##### Data extract

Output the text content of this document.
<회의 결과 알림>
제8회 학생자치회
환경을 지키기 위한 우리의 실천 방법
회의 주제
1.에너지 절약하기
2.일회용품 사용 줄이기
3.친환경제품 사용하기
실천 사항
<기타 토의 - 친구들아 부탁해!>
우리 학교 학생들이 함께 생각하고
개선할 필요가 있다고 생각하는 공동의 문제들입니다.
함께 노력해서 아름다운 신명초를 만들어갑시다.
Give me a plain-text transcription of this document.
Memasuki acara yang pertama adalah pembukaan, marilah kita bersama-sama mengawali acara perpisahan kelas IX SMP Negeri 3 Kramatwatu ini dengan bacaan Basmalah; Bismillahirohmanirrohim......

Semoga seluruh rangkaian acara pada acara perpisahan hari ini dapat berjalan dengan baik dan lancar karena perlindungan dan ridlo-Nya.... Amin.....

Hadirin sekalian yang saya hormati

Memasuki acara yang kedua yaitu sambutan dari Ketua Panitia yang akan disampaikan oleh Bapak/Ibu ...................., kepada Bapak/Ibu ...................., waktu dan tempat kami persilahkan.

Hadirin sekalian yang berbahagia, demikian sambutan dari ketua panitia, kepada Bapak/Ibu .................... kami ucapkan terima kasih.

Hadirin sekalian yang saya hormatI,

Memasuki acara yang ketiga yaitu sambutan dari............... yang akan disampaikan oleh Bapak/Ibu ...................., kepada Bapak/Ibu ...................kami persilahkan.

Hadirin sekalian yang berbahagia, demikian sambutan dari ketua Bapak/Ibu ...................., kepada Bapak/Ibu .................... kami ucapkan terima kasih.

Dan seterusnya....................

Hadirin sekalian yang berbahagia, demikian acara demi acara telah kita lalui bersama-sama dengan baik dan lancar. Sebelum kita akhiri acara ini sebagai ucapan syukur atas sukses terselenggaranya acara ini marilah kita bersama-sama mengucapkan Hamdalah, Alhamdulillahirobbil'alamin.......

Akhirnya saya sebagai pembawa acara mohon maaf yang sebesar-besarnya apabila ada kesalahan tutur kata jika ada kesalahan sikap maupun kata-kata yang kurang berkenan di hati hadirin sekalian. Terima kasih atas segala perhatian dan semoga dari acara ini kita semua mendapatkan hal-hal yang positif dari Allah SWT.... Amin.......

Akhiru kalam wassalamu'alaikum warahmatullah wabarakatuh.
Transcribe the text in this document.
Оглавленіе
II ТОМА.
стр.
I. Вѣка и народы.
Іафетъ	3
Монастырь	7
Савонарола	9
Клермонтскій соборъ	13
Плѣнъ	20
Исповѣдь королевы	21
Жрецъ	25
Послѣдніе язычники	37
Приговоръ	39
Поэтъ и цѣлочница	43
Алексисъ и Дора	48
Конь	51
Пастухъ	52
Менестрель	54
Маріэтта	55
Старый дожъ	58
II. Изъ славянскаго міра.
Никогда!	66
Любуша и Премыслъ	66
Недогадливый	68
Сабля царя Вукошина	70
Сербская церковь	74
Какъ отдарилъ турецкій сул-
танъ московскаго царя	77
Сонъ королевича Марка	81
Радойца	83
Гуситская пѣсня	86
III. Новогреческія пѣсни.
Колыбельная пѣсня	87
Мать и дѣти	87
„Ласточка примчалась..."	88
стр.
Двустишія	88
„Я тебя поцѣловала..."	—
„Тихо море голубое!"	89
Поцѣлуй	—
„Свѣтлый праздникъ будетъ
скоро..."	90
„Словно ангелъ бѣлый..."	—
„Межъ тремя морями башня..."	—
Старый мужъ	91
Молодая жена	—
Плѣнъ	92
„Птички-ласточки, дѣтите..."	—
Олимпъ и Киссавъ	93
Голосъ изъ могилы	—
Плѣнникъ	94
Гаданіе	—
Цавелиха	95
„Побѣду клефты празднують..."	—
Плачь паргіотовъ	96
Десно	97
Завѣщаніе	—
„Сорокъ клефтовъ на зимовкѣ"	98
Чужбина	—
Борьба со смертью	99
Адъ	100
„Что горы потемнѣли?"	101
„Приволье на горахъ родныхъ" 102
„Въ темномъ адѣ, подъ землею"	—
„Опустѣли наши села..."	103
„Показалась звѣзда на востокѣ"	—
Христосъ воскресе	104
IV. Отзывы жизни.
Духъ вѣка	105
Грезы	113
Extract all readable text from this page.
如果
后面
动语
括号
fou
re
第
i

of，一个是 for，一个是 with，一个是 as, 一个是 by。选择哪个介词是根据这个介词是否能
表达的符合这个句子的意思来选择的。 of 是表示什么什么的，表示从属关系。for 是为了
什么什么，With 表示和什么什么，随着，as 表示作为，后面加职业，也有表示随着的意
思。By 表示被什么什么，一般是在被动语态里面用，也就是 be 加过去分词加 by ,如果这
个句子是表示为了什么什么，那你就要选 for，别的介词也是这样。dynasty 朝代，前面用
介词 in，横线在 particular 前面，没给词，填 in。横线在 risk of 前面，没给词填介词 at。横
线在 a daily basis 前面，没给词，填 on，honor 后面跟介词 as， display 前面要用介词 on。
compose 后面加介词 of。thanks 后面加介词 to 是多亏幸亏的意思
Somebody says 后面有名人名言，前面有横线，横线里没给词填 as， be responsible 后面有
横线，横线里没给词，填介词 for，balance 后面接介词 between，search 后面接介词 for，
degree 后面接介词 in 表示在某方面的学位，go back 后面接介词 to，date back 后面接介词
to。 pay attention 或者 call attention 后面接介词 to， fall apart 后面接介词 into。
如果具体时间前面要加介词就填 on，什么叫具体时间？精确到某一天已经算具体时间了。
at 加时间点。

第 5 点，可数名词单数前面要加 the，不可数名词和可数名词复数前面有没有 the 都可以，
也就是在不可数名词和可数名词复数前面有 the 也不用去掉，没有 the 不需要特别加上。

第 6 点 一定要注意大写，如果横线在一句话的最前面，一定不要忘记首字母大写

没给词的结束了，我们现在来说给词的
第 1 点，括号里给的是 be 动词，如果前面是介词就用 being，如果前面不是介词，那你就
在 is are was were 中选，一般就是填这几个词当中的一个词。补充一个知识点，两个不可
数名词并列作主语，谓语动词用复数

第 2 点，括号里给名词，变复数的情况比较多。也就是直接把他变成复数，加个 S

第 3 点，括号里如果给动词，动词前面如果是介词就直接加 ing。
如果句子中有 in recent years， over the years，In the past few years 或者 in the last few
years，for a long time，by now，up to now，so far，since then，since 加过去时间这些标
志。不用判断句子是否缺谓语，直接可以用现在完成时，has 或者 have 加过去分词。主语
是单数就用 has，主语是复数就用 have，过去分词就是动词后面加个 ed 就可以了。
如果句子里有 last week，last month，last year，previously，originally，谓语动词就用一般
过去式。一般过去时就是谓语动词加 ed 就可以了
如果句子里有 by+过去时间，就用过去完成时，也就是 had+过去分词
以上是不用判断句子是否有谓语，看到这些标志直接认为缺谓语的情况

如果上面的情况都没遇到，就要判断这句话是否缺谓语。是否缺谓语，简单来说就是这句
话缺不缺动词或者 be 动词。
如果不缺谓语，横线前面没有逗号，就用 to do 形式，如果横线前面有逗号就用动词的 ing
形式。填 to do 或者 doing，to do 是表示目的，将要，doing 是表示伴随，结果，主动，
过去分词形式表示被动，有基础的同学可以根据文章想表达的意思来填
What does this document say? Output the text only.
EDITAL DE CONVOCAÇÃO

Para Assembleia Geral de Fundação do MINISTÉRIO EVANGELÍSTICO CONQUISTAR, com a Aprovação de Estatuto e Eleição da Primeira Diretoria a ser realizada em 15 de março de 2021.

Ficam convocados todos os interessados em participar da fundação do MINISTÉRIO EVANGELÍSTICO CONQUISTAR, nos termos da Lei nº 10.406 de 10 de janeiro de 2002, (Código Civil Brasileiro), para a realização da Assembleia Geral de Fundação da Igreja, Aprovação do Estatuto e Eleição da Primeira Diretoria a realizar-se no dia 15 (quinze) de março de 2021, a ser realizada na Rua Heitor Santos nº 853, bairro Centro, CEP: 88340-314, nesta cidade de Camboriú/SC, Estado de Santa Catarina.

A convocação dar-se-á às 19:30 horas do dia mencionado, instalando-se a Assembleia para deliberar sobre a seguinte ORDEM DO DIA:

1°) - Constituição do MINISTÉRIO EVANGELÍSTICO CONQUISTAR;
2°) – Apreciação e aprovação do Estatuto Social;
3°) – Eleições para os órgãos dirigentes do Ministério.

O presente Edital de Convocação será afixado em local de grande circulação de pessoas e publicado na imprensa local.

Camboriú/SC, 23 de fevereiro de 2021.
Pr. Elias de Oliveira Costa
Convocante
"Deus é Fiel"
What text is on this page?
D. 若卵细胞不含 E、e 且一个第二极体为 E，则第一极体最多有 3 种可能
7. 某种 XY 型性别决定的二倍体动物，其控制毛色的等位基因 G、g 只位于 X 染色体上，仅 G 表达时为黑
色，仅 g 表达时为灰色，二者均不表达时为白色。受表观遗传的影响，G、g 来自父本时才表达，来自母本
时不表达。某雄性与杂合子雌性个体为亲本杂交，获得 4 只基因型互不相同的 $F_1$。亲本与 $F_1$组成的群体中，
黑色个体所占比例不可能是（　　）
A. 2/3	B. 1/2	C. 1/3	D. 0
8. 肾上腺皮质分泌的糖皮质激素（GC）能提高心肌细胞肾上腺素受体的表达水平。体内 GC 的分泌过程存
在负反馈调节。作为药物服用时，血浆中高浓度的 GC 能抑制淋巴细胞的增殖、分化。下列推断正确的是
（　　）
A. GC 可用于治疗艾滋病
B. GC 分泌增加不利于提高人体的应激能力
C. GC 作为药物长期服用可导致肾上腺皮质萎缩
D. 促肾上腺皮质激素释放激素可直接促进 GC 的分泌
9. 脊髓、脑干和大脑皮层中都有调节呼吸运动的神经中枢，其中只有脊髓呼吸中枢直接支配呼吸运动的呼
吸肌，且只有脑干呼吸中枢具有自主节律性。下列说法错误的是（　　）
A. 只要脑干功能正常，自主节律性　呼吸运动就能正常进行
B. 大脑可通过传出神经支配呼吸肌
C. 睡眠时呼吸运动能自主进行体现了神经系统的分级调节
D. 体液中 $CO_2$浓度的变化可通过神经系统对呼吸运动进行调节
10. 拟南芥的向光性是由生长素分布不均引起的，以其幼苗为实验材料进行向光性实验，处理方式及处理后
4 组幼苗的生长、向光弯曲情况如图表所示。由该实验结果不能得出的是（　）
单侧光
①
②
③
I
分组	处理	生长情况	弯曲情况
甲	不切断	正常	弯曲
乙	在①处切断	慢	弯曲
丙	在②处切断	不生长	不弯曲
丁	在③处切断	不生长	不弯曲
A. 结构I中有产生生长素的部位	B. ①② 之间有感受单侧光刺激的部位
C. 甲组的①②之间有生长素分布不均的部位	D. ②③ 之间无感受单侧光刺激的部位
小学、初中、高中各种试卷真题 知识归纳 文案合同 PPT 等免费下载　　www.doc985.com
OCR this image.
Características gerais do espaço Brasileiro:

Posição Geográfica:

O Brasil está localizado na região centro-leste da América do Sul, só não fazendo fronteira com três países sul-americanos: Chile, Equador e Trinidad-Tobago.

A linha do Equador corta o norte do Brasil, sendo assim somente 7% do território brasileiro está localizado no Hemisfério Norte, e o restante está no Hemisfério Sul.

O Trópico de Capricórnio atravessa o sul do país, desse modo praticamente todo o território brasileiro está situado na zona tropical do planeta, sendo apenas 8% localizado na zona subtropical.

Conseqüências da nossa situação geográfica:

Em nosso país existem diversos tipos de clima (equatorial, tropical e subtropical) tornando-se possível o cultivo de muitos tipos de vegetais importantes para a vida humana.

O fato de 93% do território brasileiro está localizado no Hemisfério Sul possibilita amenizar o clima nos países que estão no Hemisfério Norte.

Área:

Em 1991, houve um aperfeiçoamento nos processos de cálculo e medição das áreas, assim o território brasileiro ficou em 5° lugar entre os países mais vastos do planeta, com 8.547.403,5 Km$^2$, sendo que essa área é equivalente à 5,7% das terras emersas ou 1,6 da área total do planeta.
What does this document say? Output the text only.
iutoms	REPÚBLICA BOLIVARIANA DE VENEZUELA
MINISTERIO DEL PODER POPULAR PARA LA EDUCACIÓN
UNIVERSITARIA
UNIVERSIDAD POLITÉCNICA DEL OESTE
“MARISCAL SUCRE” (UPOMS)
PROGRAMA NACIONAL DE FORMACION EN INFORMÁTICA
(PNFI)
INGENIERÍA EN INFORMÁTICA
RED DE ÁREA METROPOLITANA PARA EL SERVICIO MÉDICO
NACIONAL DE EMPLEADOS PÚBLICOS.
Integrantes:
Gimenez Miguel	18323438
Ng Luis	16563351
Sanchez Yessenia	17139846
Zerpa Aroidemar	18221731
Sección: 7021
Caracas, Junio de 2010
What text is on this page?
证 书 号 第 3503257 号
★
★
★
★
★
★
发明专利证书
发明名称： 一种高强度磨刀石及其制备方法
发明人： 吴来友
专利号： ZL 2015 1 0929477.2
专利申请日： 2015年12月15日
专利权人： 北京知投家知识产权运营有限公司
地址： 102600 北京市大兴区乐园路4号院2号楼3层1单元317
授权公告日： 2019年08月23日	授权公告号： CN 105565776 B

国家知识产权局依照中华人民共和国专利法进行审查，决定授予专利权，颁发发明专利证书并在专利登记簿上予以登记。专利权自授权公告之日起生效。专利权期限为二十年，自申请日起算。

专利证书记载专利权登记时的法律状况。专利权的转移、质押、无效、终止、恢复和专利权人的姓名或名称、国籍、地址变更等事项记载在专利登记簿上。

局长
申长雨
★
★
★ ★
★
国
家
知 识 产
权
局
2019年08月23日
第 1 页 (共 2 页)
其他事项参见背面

##########

Exercise description >>
In the listing, find all lines with the string "Memasuki" and copy them.

Output of the task >>
Memasuki acara yang pertama adalah pembukaan, marilah kita bersama-sama mengawali acara perpisahan kelas IX SMP Negeri 3 Kramatwatu ini dengan bacaan Basmalah; Bismillahirohmanirrohim......
Memasuki acara yang kedua yaitu sambutan dari Ketua Panitia yang akan disampaikan oleh Bapak/Ibu ...................., kepada Bapak/Ibu ...................., waktu dan tempat kami persilahkan.
Memasuki acara yang ketiga yaitu sambutan dari............... yang akan disampaikan oleh Bapak/Ibu ...................., kepada Bapak/Ibu ...................kami persilahkan.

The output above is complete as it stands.